Search the material below for the string "name" and extract each line that has it.

### Dataset content
==========

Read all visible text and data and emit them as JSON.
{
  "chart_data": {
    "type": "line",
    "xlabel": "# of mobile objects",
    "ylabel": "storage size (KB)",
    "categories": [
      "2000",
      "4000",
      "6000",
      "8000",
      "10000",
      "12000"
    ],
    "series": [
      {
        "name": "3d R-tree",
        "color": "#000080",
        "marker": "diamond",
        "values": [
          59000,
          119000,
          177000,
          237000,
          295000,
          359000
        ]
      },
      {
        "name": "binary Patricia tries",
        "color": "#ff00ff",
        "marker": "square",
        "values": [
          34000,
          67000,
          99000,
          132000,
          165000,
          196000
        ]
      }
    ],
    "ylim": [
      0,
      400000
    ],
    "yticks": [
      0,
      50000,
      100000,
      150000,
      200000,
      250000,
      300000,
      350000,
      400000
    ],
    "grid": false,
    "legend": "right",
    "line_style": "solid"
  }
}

==========

### Solved problem
        "name": "3d R-tree",
        "name": "binary Patricia tries",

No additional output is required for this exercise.